» Brano fornito
****

Siamo individui che consumano in solitudine una cultura sempre più omogenea
Questa frase viene da un testo che Mark Fisher ha pubblicato nel 2008 su New Statesman. Sono passati 17 anni eppure non è cambiato nulla. Anzi forse le cose sono peggiorate.
Le canzoni suonano tutte uguali, l’industria cinematografica e quella videoludica sono piene di reboot, remake, rielaborazioni. Addirittura non si dà nemmeno il tempo ai film di invecchiare che diventano serie tv che nessuno ha chiesto.
Sono davvero tanti i discorsi che si potrebbero fare a riguardo, ma oggi ho deciso di parlare dell’argomento che conosco meglio: la musica.
A partire dal ‘900, grazie ai sistemi di registrazione, la radio e poi la stampa fisica, la musica è diventata prodotto di consumo, una merce. Affermare il contrario sarebbe miope e nostalgico e, per quanto io sia entrambe le cose, voglio sforzarmi di essere il più oggettivo possibile.
Prima del 21esimo secolo, però, la musica conservava anche altre funzioni: quella politica, quella di protesta, quella di puro intrattenimento, quella di svago.

****

» Istruzioni del compito
Trascriva fedelmente la parte del brano fornito compresa tra "Siamo individui che" e "meglio: la musica.", estremi inclusi.

Elenchi di elementi annotati:
****

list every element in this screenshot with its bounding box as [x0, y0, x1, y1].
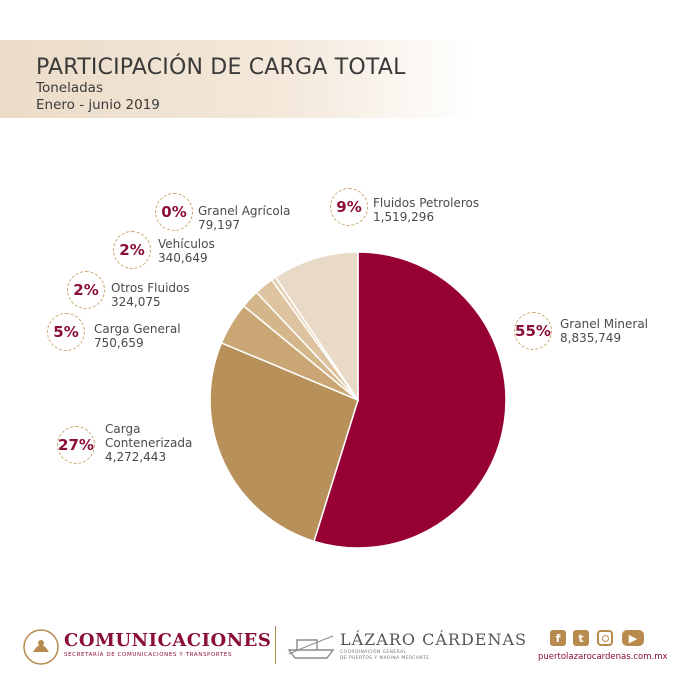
website-url[interactable]: puertolazarocardenas.com.mx [538, 652, 668, 662]
label-value: 4,272,443 [105, 450, 167, 464]
brand-comunicaciones: COMUNICACIONES [64, 630, 272, 651]
label-value: 324,075 [111, 295, 161, 309]
label-value: 8,835,749 [560, 331, 622, 345]
label-value: 79,197 [198, 218, 240, 232]
label-name: Granel Mineral [560, 317, 649, 331]
badge-carga-contenerizada: 27% [57, 426, 95, 464]
ship-icon [287, 635, 335, 659]
footer-divider [275, 626, 276, 664]
mexico-seal-icon [23, 629, 59, 665]
label-value: 1,519,296 [373, 210, 435, 224]
label-granel-mineral: Granel Mineral 8,835,749 [560, 317, 648, 345]
label-fluidos-petroleros: Fluidos Petroleros 1,519,296 [373, 196, 479, 224]
label-name: Fluidos Petroleros [373, 196, 480, 210]
brand-lazaro-cardenas: LÁZARO CÁRDENAS [340, 630, 527, 649]
label-name: Vehículos [158, 237, 215, 251]
label-value: 750,659 [94, 336, 144, 350]
badge-granel-agricola: 0% [155, 193, 193, 231]
badge-granel-mineral: 55% [514, 312, 552, 350]
facebook-icon[interactable]: f [550, 630, 566, 646]
header-banner [0, 40, 475, 118]
page-subtitle: Toneladas [36, 80, 103, 96]
label-name: Otros Fluidos [111, 281, 190, 295]
brand-comunicaciones-sub: SECRETARÍA DE COMUNICACIONES Y TRANSPORT… [64, 652, 233, 658]
label-name: Carga General [94, 322, 181, 336]
brand-lazaro-sub2: DE PUERTOS Y MARINA MERCANTE [340, 656, 430, 661]
pie-slice-granel-mineral [313, 251, 507, 549]
brand-lazaro-sub1: COORDINACIÓN GENERAL [340, 650, 407, 655]
label-vehiculos: Vehículos 340,649 [158, 237, 215, 265]
page-period: Enero - junio 2019 [36, 97, 160, 113]
footer: COMUNICACIONES SECRETARÍA DE COMUNICACIO… [0, 622, 680, 672]
twitter-icon[interactable]: t [573, 630, 589, 646]
label-value: 340,649 [158, 251, 208, 265]
page-title: PARTICIPACIÓN DE CARGA TOTAL [36, 55, 406, 80]
label-carga-general: Carga General 750,659 [94, 322, 181, 350]
label-otros-fluidos: Otros Fluidos 324,075 [111, 281, 190, 309]
badge-vehiculos: 2% [113, 231, 151, 269]
youtube-icon[interactable]: ▶ [622, 630, 644, 646]
pie-slice-carga-contenerizada [209, 341, 359, 543]
pie-slice-fluidos-petroleros [274, 251, 359, 403]
label-granel-agricola: Granel Agrícola 79,197 [198, 204, 290, 232]
label-carga-contenerizada: Carga Contenerizada 4,272,443 [105, 422, 215, 464]
label-name: Granel Agrícola [198, 204, 291, 218]
pie-chart [209, 251, 507, 549]
badge-fluidos-petroleros: 9% [330, 188, 368, 226]
badge-carga-general: 5% [47, 313, 85, 351]
instagram-lens [601, 634, 609, 642]
badge-otros-fluidos: 2% [67, 271, 105, 309]
label-name: Carga Contenerizada [105, 422, 193, 450]
instagram-icon[interactable] [597, 630, 613, 646]
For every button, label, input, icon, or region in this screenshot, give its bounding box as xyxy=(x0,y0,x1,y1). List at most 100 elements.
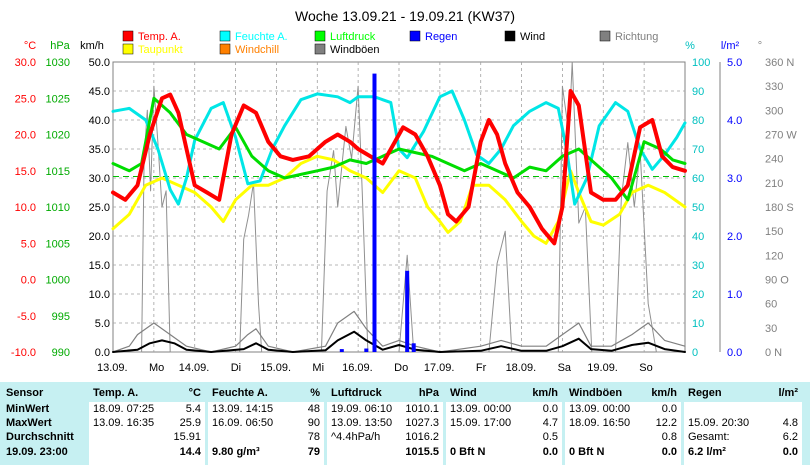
tick-wind-10: 0.0 xyxy=(95,347,110,359)
tick-dir-4: 240 xyxy=(765,154,783,166)
tick-press-5: 1005 xyxy=(46,238,70,250)
tick-rain-0: 5.0 xyxy=(727,57,742,69)
tick-temp-7: -5.0 xyxy=(17,311,36,323)
row-label-0: Sensor xyxy=(6,387,44,399)
legend-swatch-7 xyxy=(504,30,516,42)
legend-swatch-8 xyxy=(599,30,611,42)
tick-temp-1: 25.0 xyxy=(15,93,36,105)
rain-bar-1 xyxy=(364,348,369,352)
x-label-day-0: Mo xyxy=(149,362,164,374)
tick-hum-9: 10 xyxy=(692,318,704,330)
cell-note-4-1: 18.09. 16:50 xyxy=(569,417,631,429)
legend-label-8: Richtung xyxy=(615,31,658,43)
tick-dir-6: 180 S xyxy=(765,202,794,214)
cell-note-5-3: 6.2 l/m² xyxy=(688,446,726,458)
x-label-day-3: Do xyxy=(394,362,408,374)
cell-value-0-3: 14.4 xyxy=(179,446,201,458)
column-unit-2: hPa xyxy=(418,387,439,399)
column-unit-0: °C xyxy=(188,387,201,399)
axis-unit-dir: ° xyxy=(758,40,762,52)
column-1: Feuchte A.% 13.09. 14:15 48 16.09. 06:50 90 7… xyxy=(208,382,324,465)
x-label-date-0: 13.09. xyxy=(97,362,128,374)
cell-value-5-1: 4.8 xyxy=(782,417,798,429)
tick-wind-2: 40.0 xyxy=(89,115,110,127)
chart-svg: Woche 13.09.21 - 19.09.21 (KW37) Temp. A.… xyxy=(11,8,797,374)
column-name-0: Temp. A. xyxy=(93,387,139,399)
cell-value-5-3: 0.0 xyxy=(782,446,798,458)
tick-rain-4: 1.0 xyxy=(727,289,742,301)
tick-wind-5: 25.0 xyxy=(89,202,110,214)
cell-note-5-1: 15.09. 20:30 xyxy=(688,417,750,429)
tick-press-4: 1010 xyxy=(46,202,70,214)
column-header-1: Feuchte A.% xyxy=(208,382,324,402)
axis-unit-press: hPa xyxy=(50,40,70,52)
cell-note-0-1: 13.09. 16:35 xyxy=(93,417,155,429)
cell-value-4-0: 0.0 xyxy=(661,403,677,415)
tick-dir-2: 300 xyxy=(765,105,783,117)
tick-dir-5: 210 xyxy=(765,178,783,190)
tick-temp-0: 30.0 xyxy=(15,57,36,69)
tick-wind-6: 20.0 xyxy=(89,231,110,243)
tick-dir-7: 150 xyxy=(765,226,783,238)
legend-label-6: Regen xyxy=(425,31,457,43)
tick-press-3: 1015 xyxy=(46,166,70,178)
legend-swatch-6 xyxy=(409,30,421,42)
series-taupunkt xyxy=(111,154,687,245)
tick-press-6: 1000 xyxy=(46,275,70,287)
column-name-4: Windböen xyxy=(569,387,623,399)
tick-dir-9: 90 O xyxy=(765,275,789,287)
axis-unit-hum: % xyxy=(685,40,695,52)
legend-swatch-1 xyxy=(122,43,134,55)
cell-value-2-1: 1027.3 xyxy=(405,417,439,429)
tick-rain-1: 4.0 xyxy=(727,115,742,127)
x-label-day-1: Di xyxy=(231,362,241,374)
x-label-date-5: 18.09. xyxy=(506,362,537,374)
tick-dir-1: 330 xyxy=(765,81,783,93)
row-label-1: MinWert xyxy=(6,403,50,415)
tick-wind-8: 10.0 xyxy=(89,289,110,301)
tick-press-7: 995 xyxy=(52,311,70,323)
axis-unit-wind: km/h xyxy=(80,40,104,52)
tick-dir-11: 30 xyxy=(765,323,777,335)
x-label-day-6: So xyxy=(639,362,652,374)
tick-hum-5: 50 xyxy=(692,202,704,214)
column-0: Temp. A. °C 18.09. 07:25 5.4 13.09. 16:35 25.… xyxy=(89,382,205,465)
tick-hum-10: 0 xyxy=(692,347,698,359)
cell-value-1-2: 78 xyxy=(307,431,320,443)
cell-value-3-2: 0.5 xyxy=(542,431,558,443)
cell-value-2-3: 1015.5 xyxy=(405,446,439,458)
legend-swatch-5 xyxy=(314,43,326,55)
column-2: Luftdruck hPa 19.09. 06:10 1010.1 13.09. 13:… xyxy=(327,382,443,465)
tick-temp-4: 10.0 xyxy=(15,202,36,214)
row-label-3: Durchschnitt xyxy=(6,431,74,443)
x-label-date-4: 17.09. xyxy=(424,362,455,374)
cell-note-2-1: 13.09. 13:50 xyxy=(331,417,393,429)
tick-hum-3: 70 xyxy=(692,144,704,156)
cell-note-0-0: 18.09. 07:25 xyxy=(93,403,155,415)
series-wind xyxy=(112,330,686,353)
column-name-2: Luftdruck xyxy=(331,387,382,399)
row-label-2: MaxWert xyxy=(6,417,52,429)
cell-value-4-2: 0.8 xyxy=(661,431,677,443)
legend-label-5: Windböen xyxy=(330,44,380,56)
x-label-day-4: Fr xyxy=(476,362,487,374)
column-name-3: Wind xyxy=(450,387,477,399)
cell-note-2-0: 19.09. 06:10 xyxy=(331,403,393,415)
statistics-table: Sensor MinWert MaxWert Durchschnitt 19.09. 2… xyxy=(0,382,810,465)
cell-value-5-2: 6.2 xyxy=(782,431,798,443)
legend-label-0: Temp. A. xyxy=(138,31,181,43)
column-header-0: Temp. A. °C xyxy=(89,382,205,402)
x-label-date-6: 19.09. xyxy=(587,362,618,374)
legend-swatch-2 xyxy=(219,30,231,42)
x-label-date-1: 14.09. xyxy=(179,362,210,374)
cell-value-3-3: 0.0 xyxy=(542,446,558,458)
axis-unit-rain: l/m² xyxy=(721,40,740,52)
cell-value-2-0: 1010.1 xyxy=(405,403,439,415)
tick-dir-10: 60 xyxy=(765,299,777,311)
column-3: Wind km/h 13.09. 00:00 0.0 15.09. 17:00 4.7 0.… xyxy=(446,382,562,465)
series-luftdruck xyxy=(111,96,687,202)
series-richtung xyxy=(112,61,686,353)
column-name-1: Feuchte A. xyxy=(212,387,268,399)
cell-value-1-3: 79 xyxy=(307,446,320,458)
legend-swatch-3 xyxy=(219,43,231,55)
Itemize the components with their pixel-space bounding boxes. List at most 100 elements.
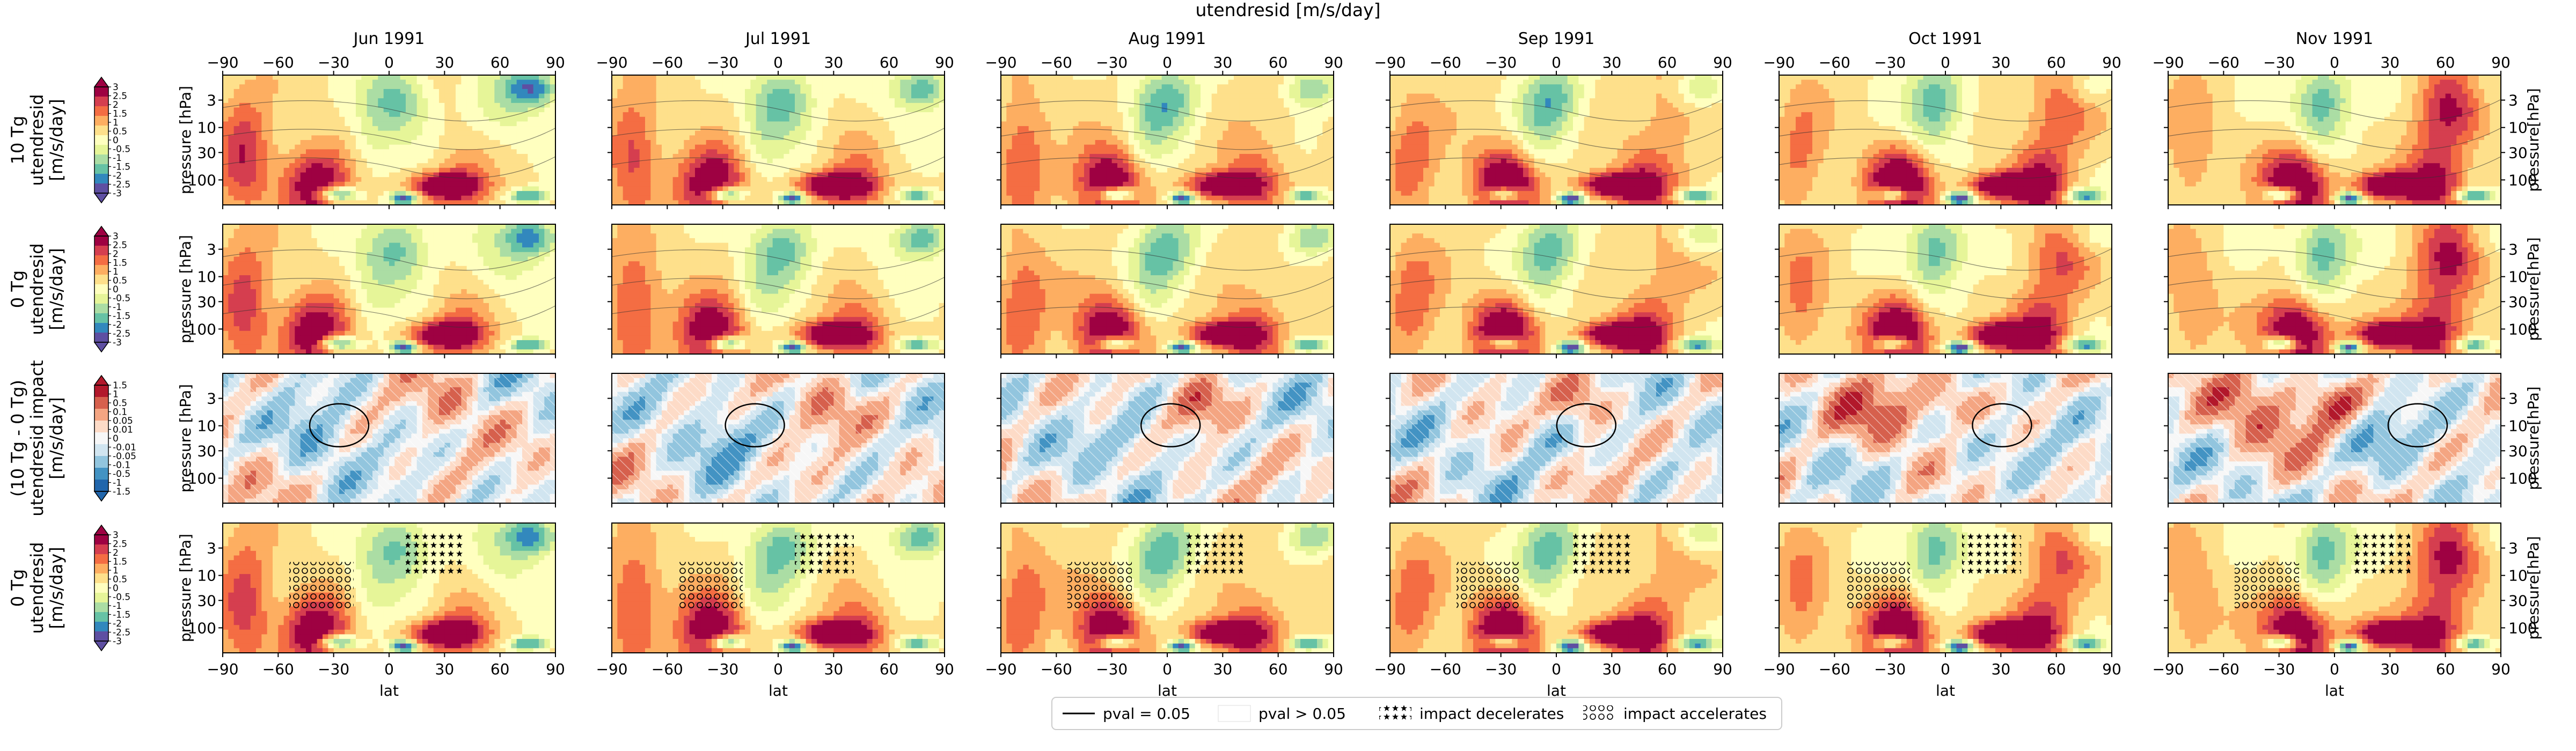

****

» Soluzione seguente
Siamo individui che consumano in solitudine una cultura sempre più omogenea
Questa frase viene da un testo che Mark Fisher ha pubblicato nel 2008 su New Statesman. Sono passati 17 anni eppure non è cambiato nulla. Anzi forse le cose sono peggiorate.
Le canzoni suonano tutte uguali, l’industria cinematografica e quella videoludica sono piene di reboot, remake, rielaborazioni. Addirittura non si dà nemmeno il tempo ai film di invecchiare che diventano serie tv che nessuno ha chiesto.
Sono davvero tanti i discorsi che si potrebbero fare a riguardo, ma oggi ho deciso di parlare dell’argomento che conosco meglio: la musica.